*** DATA SUPPLIED Section Begins ***

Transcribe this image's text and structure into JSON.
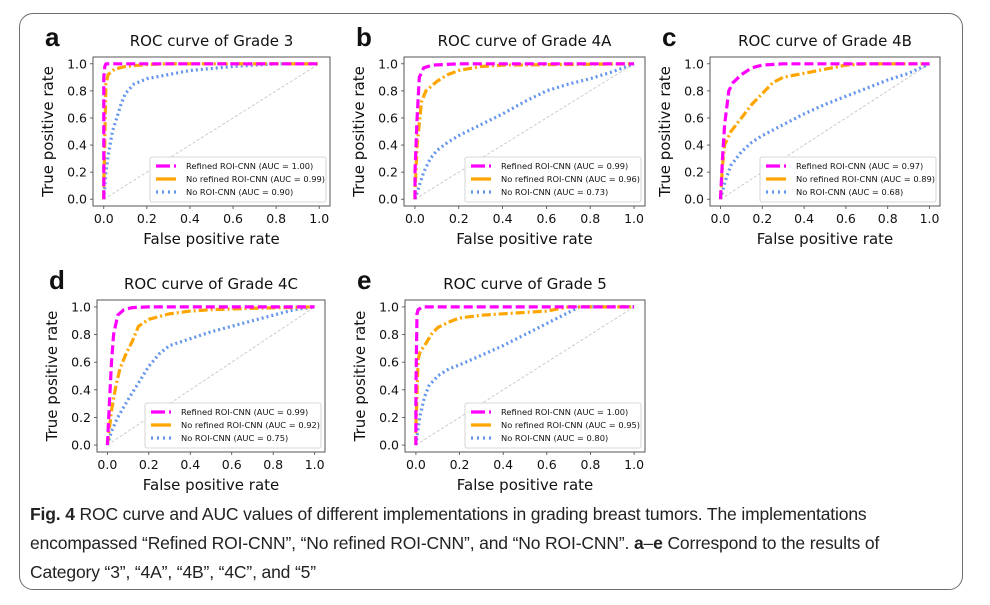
{
  "figure": {
    "caption_label": "Fig. 4",
    "caption_text_1": " ROC curve and AUC values of different implementations in grading breast tumors. The implementations encompassed “Refined ROI-CNN”, “No refined ROI-CNN”, and “No ROI-CNN”. ",
    "caption_bold_2": "a",
    "caption_dash": "–",
    "caption_bold_3": "e",
    "caption_text_2": " Correspond to the results of Category “3”, “4A”, “4B”, “4C”, and “5”"
  },
  "series_styles": {
    "Refined ROI-CNN": {
      "color": "#ff00ff",
      "dash": "dashed"
    },
    "No refined ROI-CNN": {
      "color": "#ffa500",
      "dash": "dashdot"
    },
    "No ROI-CNN": {
      "color": "#6495ed",
      "dash": "dotted"
    },
    "chance": {
      "color": "#c0c0c0",
      "dash": "dashed"
    }
  },
  "chart_data": [
    {
      "panel": "a",
      "type": "line",
      "title": "ROC curve of Grade 3",
      "xlabel": "False positive rate",
      "ylabel": "True positive rate",
      "xlim": [
        0,
        1
      ],
      "ylim": [
        0,
        1
      ],
      "xticks": [
        "0.0",
        "0.2",
        "0.4",
        "0.6",
        "0.8",
        "1.0"
      ],
      "yticks": [
        "0.0",
        "0.2",
        "0.4",
        "0.6",
        "0.8",
        "1.0"
      ],
      "legend_position": "lower-right",
      "grid": false,
      "series": [
        {
          "name": "Refined ROI-CNN",
          "auc": "1.00",
          "legend": "Refined ROI-CNN (AUC = 1.00)",
          "x": [
            0,
            0,
            0.005,
            0.01,
            0.05,
            1.0
          ],
          "y": [
            0,
            0.9,
            0.98,
            1.0,
            1.0,
            1.0
          ]
        },
        {
          "name": "No refined ROI-CNN",
          "auc": "0.99",
          "legend": "No refined ROI-CNN (AUC = 0.99)",
          "x": [
            0,
            0,
            0.01,
            0.02,
            0.05,
            0.1,
            0.2,
            0.3,
            1.0
          ],
          "y": [
            0,
            0.1,
            0.85,
            0.92,
            0.96,
            0.98,
            0.995,
            1.0,
            1.0
          ]
        },
        {
          "name": "No ROI-CNN",
          "auc": "0.90",
          "legend": "No ROI-CNN (AUC = 0.90)",
          "x": [
            0,
            0.01,
            0.02,
            0.04,
            0.06,
            0.08,
            0.1,
            0.14,
            0.2,
            0.3,
            0.4,
            0.6,
            0.8,
            1.0
          ],
          "y": [
            0,
            0.2,
            0.32,
            0.5,
            0.6,
            0.7,
            0.78,
            0.85,
            0.89,
            0.92,
            0.95,
            0.98,
            1.0,
            1.0
          ]
        }
      ]
    },
    {
      "panel": "b",
      "type": "line",
      "title": "ROC curve of Grade 4A",
      "xlabel": "False positive rate",
      "ylabel": "True positive rate",
      "xlim": [
        0,
        1
      ],
      "ylim": [
        0,
        1
      ],
      "xticks": [
        "0.0",
        "0.2",
        "0.4",
        "0.6",
        "0.8",
        "1.0"
      ],
      "yticks": [
        "0.0",
        "0.2",
        "0.4",
        "0.6",
        "0.8",
        "1.0"
      ],
      "legend_position": "lower-right",
      "grid": false,
      "series": [
        {
          "name": "Refined ROI-CNN",
          "auc": "0.99",
          "legend": "Refined ROI-CNN (AUC = 0.99)",
          "x": [
            0,
            0,
            0.01,
            0.02,
            0.04,
            0.08,
            0.2,
            1.0
          ],
          "y": [
            0,
            0.2,
            0.6,
            0.9,
            0.97,
            0.99,
            1.0,
            1.0
          ]
        },
        {
          "name": "No refined ROI-CNN",
          "auc": "0.96",
          "legend": "No refined ROI-CNN (AUC = 0.96)",
          "x": [
            0,
            0,
            0.01,
            0.03,
            0.05,
            0.1,
            0.15,
            0.2,
            0.3,
            0.4,
            1.0
          ],
          "y": [
            0,
            0.05,
            0.4,
            0.72,
            0.8,
            0.87,
            0.92,
            0.95,
            0.98,
            0.99,
            1.0
          ]
        },
        {
          "name": "No ROI-CNN",
          "auc": "0.73",
          "legend": "No ROI-CNN (AUC = 0.73)",
          "x": [
            0,
            0.02,
            0.04,
            0.07,
            0.1,
            0.15,
            0.2,
            0.3,
            0.4,
            0.5,
            0.6,
            0.7,
            0.8,
            0.9,
            1.0
          ],
          "y": [
            0,
            0.1,
            0.2,
            0.3,
            0.36,
            0.42,
            0.47,
            0.55,
            0.63,
            0.72,
            0.8,
            0.85,
            0.89,
            0.94,
            1.0
          ]
        }
      ]
    },
    {
      "panel": "c",
      "type": "line",
      "title": "ROC curve of Grade 4B",
      "xlabel": "False positive rate",
      "ylabel": "True positive rate",
      "xlim": [
        0,
        1
      ],
      "ylim": [
        0,
        1
      ],
      "xticks": [
        "0.0",
        "0.2",
        "0.4",
        "0.6",
        "0.8",
        "1.0"
      ],
      "yticks": [
        "0.0",
        "0.2",
        "0.4",
        "0.6",
        "0.8",
        "1.0"
      ],
      "legend_position": "lower-right",
      "grid": false,
      "series": [
        {
          "name": "Refined ROI-CNN",
          "auc": "0.97",
          "legend": "Refined ROI-CNN (AUC = 0.97)",
          "x": [
            0,
            0.01,
            0.02,
            0.04,
            0.06,
            0.1,
            0.15,
            0.2,
            0.3,
            0.5,
            1.0
          ],
          "y": [
            0,
            0.3,
            0.55,
            0.8,
            0.86,
            0.92,
            0.97,
            0.99,
            1.0,
            1.0,
            1.0
          ]
        },
        {
          "name": "No refined ROI-CNN",
          "auc": "0.89",
          "legend": "No refined ROI-CNN (AUC = 0.89)",
          "x": [
            0,
            0.01,
            0.02,
            0.05,
            0.1,
            0.15,
            0.2,
            0.25,
            0.3,
            0.4,
            0.5,
            0.6,
            0.7,
            1.0
          ],
          "y": [
            0,
            0.25,
            0.4,
            0.5,
            0.6,
            0.7,
            0.78,
            0.86,
            0.9,
            0.93,
            0.96,
            0.99,
            1.0,
            1.0
          ]
        },
        {
          "name": "No ROI-CNN",
          "auc": "0.68",
          "legend": "No ROI-CNN (AUC = 0.68)",
          "x": [
            0,
            0.02,
            0.05,
            0.1,
            0.15,
            0.2,
            0.3,
            0.4,
            0.5,
            0.6,
            0.7,
            0.8,
            0.9,
            1.0
          ],
          "y": [
            0,
            0.12,
            0.25,
            0.35,
            0.42,
            0.47,
            0.55,
            0.63,
            0.7,
            0.76,
            0.82,
            0.88,
            0.93,
            1.0
          ]
        }
      ]
    },
    {
      "panel": "d",
      "type": "line",
      "title": "ROC curve of Grade 4C",
      "xlabel": "False positive rate",
      "ylabel": "True positive rate",
      "xlim": [
        0,
        1
      ],
      "ylim": [
        0,
        1
      ],
      "xticks": [
        "0.0",
        "0.2",
        "0.4",
        "0.6",
        "0.8",
        "1.0"
      ],
      "yticks": [
        "0.0",
        "0.2",
        "0.4",
        "0.6",
        "0.8",
        "1.0"
      ],
      "legend_position": "lower-right",
      "grid": false,
      "series": [
        {
          "name": "Refined ROI-CNN",
          "auc": "0.99",
          "legend": "Refined ROI-CNN (AUC = 0.99)",
          "x": [
            0,
            0.01,
            0.02,
            0.03,
            0.05,
            0.08,
            0.12,
            0.2,
            1.0
          ],
          "y": [
            0,
            0.3,
            0.6,
            0.8,
            0.94,
            0.98,
            0.995,
            1.0,
            1.0
          ]
        },
        {
          "name": "No refined ROI-CNN",
          "auc": "0.92",
          "legend": "No refined ROI-CNN (AUC = 0.92)",
          "x": [
            0,
            0.02,
            0.04,
            0.06,
            0.09,
            0.12,
            0.15,
            0.2,
            0.3,
            0.4,
            0.5,
            0.7,
            1.0
          ],
          "y": [
            0,
            0.25,
            0.42,
            0.55,
            0.66,
            0.75,
            0.86,
            0.91,
            0.95,
            0.97,
            0.98,
            0.99,
            1.0
          ]
        },
        {
          "name": "No ROI-CNN",
          "auc": "0.75",
          "legend": "No ROI-CNN (AUC = 0.75)",
          "x": [
            0,
            0.02,
            0.05,
            0.1,
            0.15,
            0.2,
            0.25,
            0.3,
            0.4,
            0.5,
            0.6,
            0.7,
            0.8,
            0.9,
            1.0
          ],
          "y": [
            0,
            0.1,
            0.2,
            0.33,
            0.45,
            0.57,
            0.66,
            0.72,
            0.77,
            0.82,
            0.86,
            0.9,
            0.94,
            0.98,
            1.0
          ]
        }
      ]
    },
    {
      "panel": "e",
      "type": "line",
      "title": "ROC curve of Grade 5",
      "xlabel": "False positive rate",
      "ylabel": "True positive rate",
      "xlim": [
        0,
        1
      ],
      "ylim": [
        0,
        1
      ],
      "xticks": [
        "0.0",
        "0.2",
        "0.4",
        "0.6",
        "0.8",
        "1.0"
      ],
      "yticks": [
        "0.0",
        "0.2",
        "0.4",
        "0.6",
        "0.8",
        "1.0"
      ],
      "legend_position": "lower-right",
      "grid": false,
      "series": [
        {
          "name": "Refined ROI-CNN",
          "auc": "1.00",
          "legend": "Refined ROI-CNN (AUC = 1.00)",
          "x": [
            0,
            0,
            0.005,
            0.01,
            0.03,
            1.0
          ],
          "y": [
            0,
            0.4,
            0.95,
            0.98,
            1.0,
            1.0
          ]
        },
        {
          "name": "No refined ROI-CNN",
          "auc": "0.95",
          "legend": "No refined ROI-CNN (AUC = 0.95)",
          "x": [
            0,
            0,
            0.01,
            0.02,
            0.04,
            0.07,
            0.1,
            0.15,
            0.2,
            0.3,
            0.4,
            0.5,
            0.6,
            0.7,
            1.0
          ],
          "y": [
            0,
            0.12,
            0.62,
            0.68,
            0.72,
            0.8,
            0.85,
            0.89,
            0.92,
            0.94,
            0.95,
            0.96,
            0.97,
            1.0,
            1.0
          ]
        },
        {
          "name": "No ROI-CNN",
          "auc": "0.80",
          "legend": "No ROI-CNN (AUC = 0.80)",
          "x": [
            0,
            0.01,
            0.02,
            0.04,
            0.06,
            0.1,
            0.15,
            0.2,
            0.3,
            0.4,
            0.5,
            0.6,
            0.7,
            0.75,
            1.0
          ],
          "y": [
            0,
            0.12,
            0.22,
            0.35,
            0.43,
            0.5,
            0.55,
            0.58,
            0.65,
            0.72,
            0.8,
            0.88,
            0.96,
            1.0,
            1.0
          ]
        }
      ]
    }
  ]
}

*** DATA SUPPLIED Section Ends ***

INSTRUCTIONS TO FOLLOW => Whichever lines of the data include the word "curve", pull them out.

THE COMPLETED TASK =>
    "caption_text_1": " ROC curve and AUC values of different implementations in grading breast tumors. The implementations encompassed “Refined ROI-CNN”, “No refined ROI-CNN”, and “No ROI-CNN”. ",
      "title": "ROC curve of Grade 3",
      "title": "ROC curve of Grade 4A",
      "title": "ROC curve of Grade 4B",
      "title": "ROC curve of Grade 4C",
      "title": "ROC curve of Grade 5",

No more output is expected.